* [AIM] Count how many lines of the data below contain the string "disaffiliation"; the reply should be that number alone.

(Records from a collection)

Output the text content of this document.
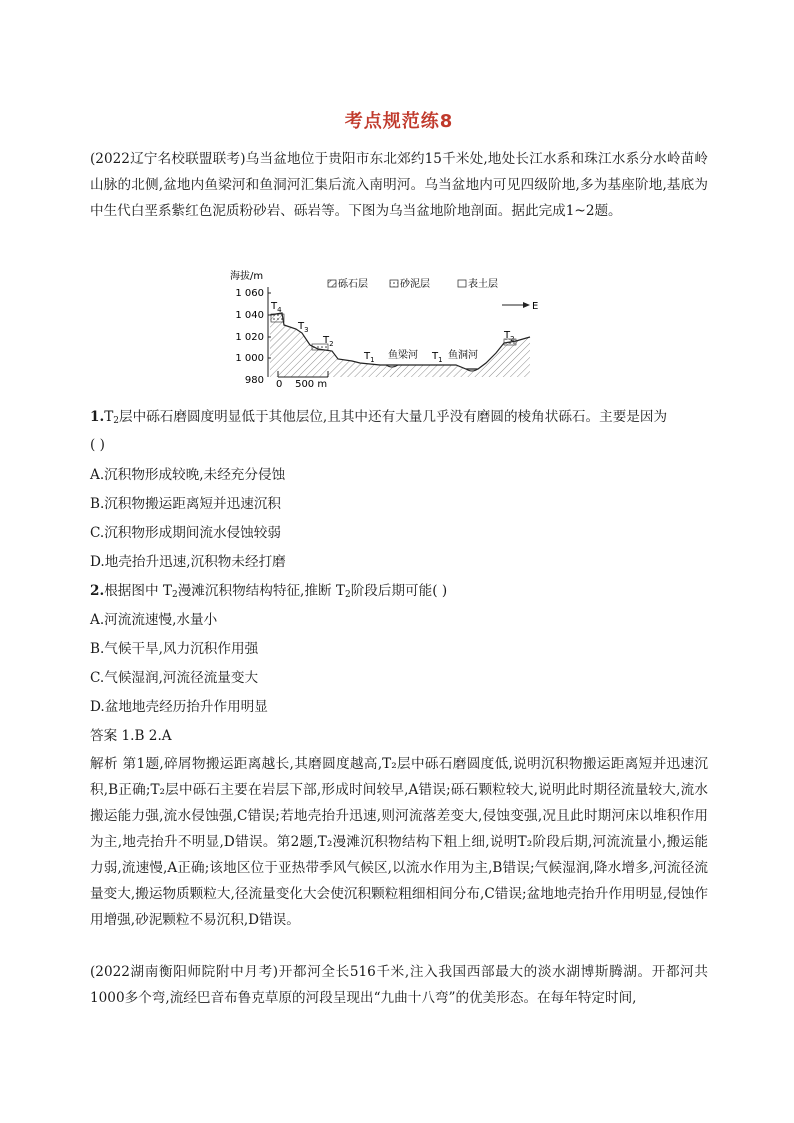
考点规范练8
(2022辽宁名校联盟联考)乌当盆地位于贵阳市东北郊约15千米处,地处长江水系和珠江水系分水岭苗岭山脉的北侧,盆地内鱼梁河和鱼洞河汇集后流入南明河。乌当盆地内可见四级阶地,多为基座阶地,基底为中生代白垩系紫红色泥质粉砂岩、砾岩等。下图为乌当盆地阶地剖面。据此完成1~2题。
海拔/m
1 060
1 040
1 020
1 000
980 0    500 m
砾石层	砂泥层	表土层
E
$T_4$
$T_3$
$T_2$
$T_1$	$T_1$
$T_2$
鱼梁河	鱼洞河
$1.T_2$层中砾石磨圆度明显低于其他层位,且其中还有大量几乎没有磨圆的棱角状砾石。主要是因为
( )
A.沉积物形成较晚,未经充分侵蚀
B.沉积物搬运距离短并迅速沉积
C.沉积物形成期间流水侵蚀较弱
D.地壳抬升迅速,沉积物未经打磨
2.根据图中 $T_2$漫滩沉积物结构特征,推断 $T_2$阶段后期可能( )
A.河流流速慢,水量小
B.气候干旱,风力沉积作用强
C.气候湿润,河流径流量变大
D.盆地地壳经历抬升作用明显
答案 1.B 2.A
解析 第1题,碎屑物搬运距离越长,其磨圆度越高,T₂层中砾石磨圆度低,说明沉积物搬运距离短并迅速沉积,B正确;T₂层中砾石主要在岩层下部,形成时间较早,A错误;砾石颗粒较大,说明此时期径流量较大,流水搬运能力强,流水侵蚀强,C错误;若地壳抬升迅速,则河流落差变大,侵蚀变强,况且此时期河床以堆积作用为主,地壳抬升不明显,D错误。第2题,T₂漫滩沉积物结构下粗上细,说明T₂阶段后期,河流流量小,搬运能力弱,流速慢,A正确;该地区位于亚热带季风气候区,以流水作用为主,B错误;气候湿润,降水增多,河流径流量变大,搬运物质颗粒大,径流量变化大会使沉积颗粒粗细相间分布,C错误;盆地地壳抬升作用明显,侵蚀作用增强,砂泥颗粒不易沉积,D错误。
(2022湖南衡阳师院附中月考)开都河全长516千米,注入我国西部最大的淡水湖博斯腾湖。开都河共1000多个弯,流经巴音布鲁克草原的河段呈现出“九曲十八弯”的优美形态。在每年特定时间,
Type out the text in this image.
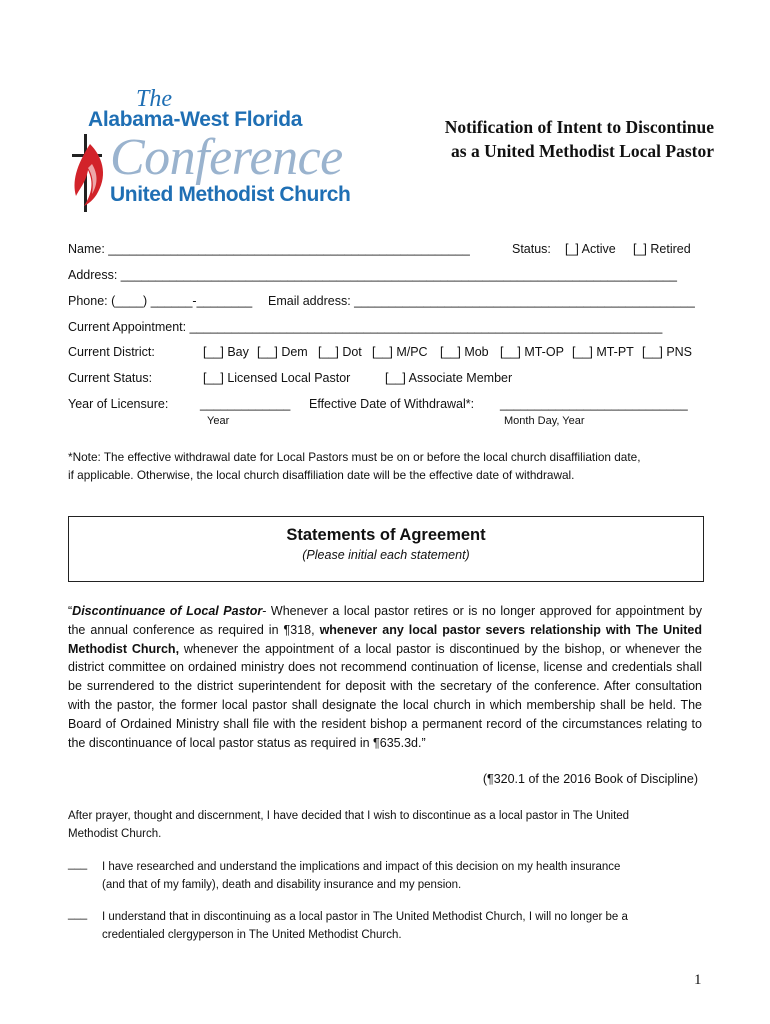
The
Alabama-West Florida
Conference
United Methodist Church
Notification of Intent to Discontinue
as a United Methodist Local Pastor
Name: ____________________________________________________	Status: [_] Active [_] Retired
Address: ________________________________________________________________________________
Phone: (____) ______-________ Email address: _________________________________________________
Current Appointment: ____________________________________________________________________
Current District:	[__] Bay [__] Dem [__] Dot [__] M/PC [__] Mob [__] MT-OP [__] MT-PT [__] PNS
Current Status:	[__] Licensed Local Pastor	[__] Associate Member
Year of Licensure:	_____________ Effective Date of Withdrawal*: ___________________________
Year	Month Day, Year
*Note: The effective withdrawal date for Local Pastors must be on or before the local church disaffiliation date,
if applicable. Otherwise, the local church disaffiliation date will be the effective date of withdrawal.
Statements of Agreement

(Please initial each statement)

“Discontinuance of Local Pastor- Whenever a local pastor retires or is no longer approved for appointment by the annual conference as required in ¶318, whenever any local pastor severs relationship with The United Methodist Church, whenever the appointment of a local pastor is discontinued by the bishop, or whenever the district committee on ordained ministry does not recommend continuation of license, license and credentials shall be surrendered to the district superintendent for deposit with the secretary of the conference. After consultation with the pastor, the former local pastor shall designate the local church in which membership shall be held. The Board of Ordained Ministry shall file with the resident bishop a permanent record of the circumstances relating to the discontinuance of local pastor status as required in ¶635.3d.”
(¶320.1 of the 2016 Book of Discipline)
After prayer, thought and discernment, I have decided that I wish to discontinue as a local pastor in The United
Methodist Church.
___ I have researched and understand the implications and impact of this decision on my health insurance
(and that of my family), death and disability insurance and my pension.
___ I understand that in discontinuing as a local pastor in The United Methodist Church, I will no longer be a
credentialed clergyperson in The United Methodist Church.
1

--

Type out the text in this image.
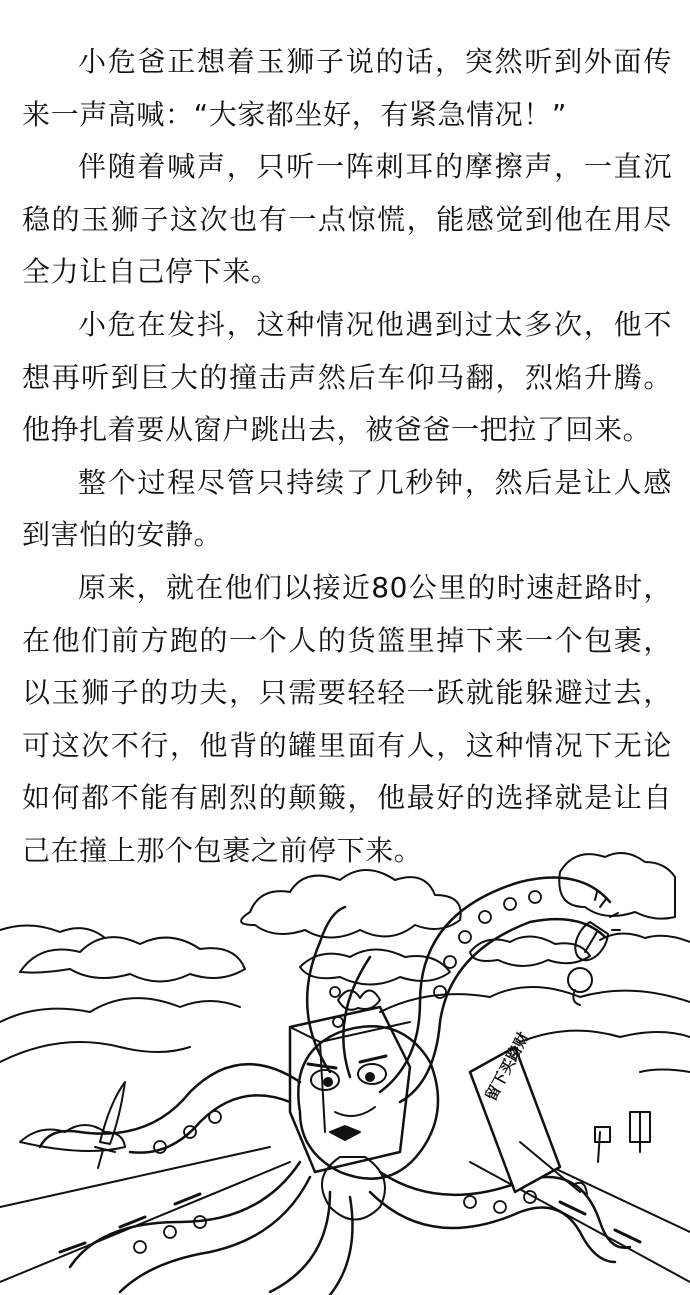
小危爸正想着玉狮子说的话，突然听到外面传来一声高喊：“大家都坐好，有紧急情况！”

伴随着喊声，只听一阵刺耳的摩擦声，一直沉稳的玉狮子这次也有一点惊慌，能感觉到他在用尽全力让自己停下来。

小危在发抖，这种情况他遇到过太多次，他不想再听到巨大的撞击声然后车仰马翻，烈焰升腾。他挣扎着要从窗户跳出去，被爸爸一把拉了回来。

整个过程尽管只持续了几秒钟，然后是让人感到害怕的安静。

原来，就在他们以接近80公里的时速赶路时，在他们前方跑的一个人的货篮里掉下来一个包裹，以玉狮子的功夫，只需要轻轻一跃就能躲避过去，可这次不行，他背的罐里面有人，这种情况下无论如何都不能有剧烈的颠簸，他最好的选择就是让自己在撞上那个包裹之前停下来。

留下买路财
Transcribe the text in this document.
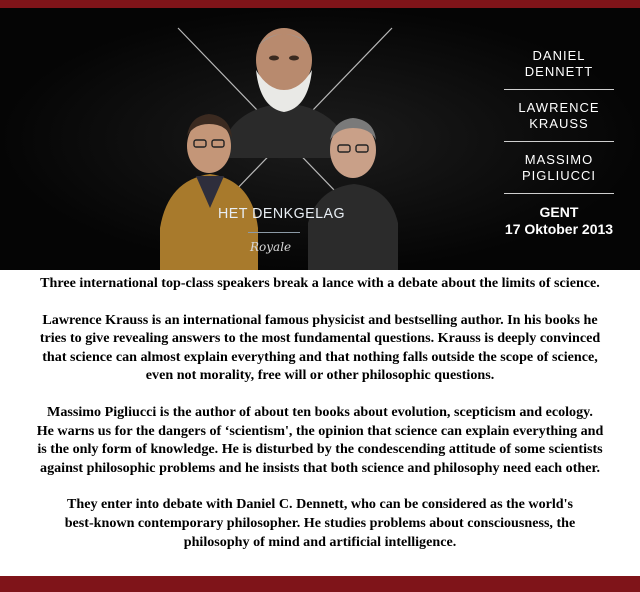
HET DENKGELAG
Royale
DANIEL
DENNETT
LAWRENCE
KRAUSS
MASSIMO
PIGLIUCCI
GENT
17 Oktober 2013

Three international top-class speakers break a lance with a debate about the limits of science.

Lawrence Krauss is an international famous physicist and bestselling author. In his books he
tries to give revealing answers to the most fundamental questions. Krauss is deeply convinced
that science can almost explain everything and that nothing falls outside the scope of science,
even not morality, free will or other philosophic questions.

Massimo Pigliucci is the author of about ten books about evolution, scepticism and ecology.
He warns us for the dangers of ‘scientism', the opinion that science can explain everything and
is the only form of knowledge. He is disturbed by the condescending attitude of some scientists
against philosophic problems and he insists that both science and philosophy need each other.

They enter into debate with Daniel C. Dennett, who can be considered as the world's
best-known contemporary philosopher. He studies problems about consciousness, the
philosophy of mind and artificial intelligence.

* [RESULT OF THE EXERCISE] 2